● Problem to solve: Copy the entries below exactly. Images do not belong in the copy.

● Provided data:
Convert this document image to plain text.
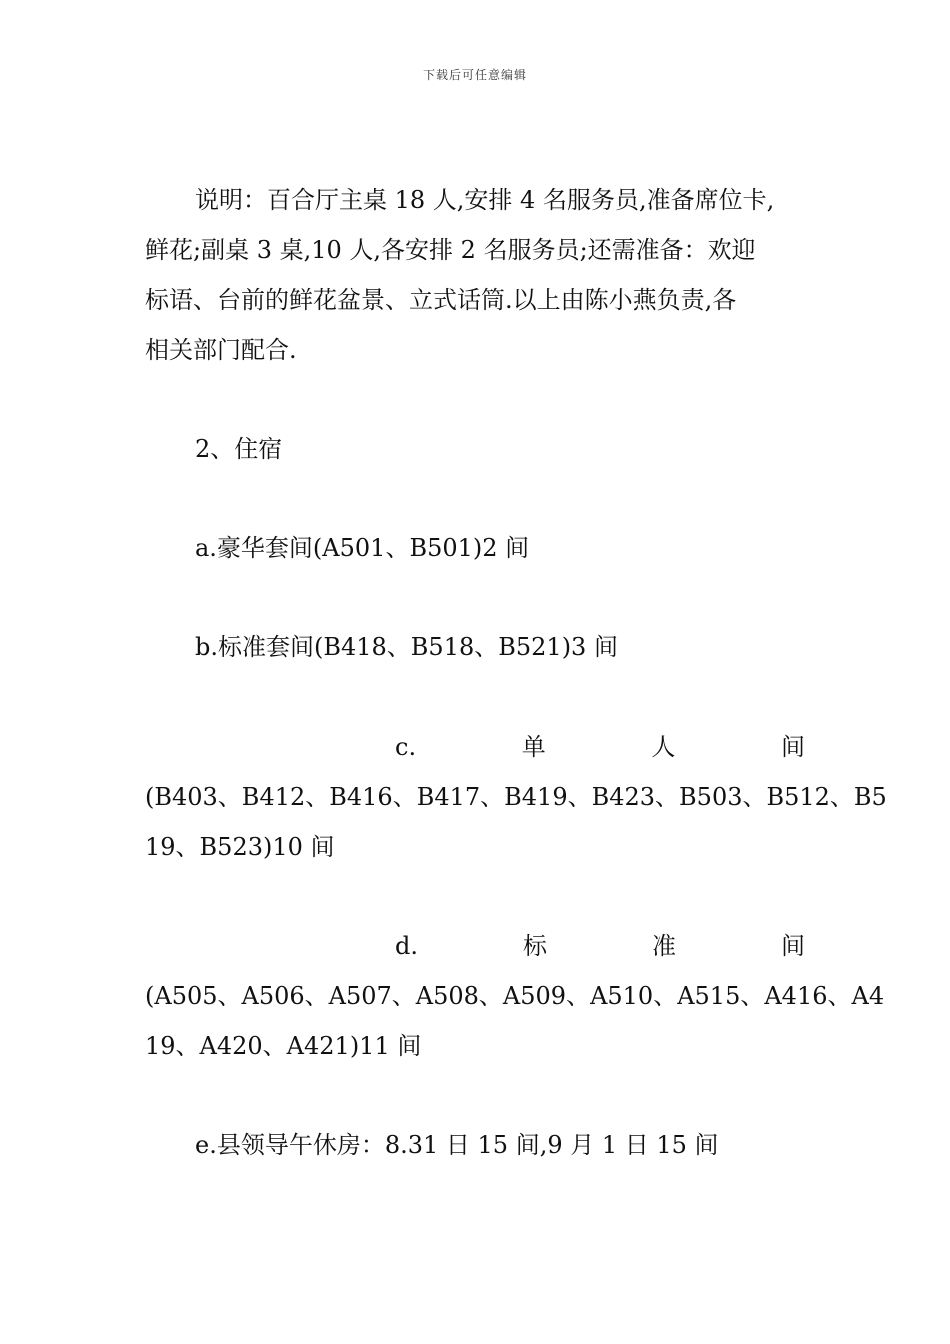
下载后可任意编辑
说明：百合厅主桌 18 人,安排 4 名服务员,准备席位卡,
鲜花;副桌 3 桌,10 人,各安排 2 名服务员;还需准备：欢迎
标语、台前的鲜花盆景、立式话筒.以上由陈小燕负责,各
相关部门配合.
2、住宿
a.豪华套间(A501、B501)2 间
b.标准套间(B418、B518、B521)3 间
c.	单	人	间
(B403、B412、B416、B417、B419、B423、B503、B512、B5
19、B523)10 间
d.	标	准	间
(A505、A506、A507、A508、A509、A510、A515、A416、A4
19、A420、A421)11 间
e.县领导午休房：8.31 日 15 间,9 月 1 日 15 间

● Correct result:
Convert this document image to plain text.
下载后可任意编辑
说明：百合厅主桌 18 人,安排 4 名服务员,准备席位卡,
鲜花;副桌 3 桌,10 人,各安排 2 名服务员;还需准备：欢迎
标语、台前的鲜花盆景、立式话筒.以上由陈小燕负责,各
相关部门配合.
2、住宿
a.豪华套间(A501、B501)2 间
b.标准套间(B418、B518、B521)3 间
c.	单	人	间
(B403、B412、B416、B417、B419、B423、B503、B512、B5
19、B523)10 间
d.	标	准	间
(A505、A506、A507、A508、A509、A510、A515、A416、A4
19、A420、A421)11 间
e.县领导午休房：8.31 日 15 间,9 月 1 日 15 间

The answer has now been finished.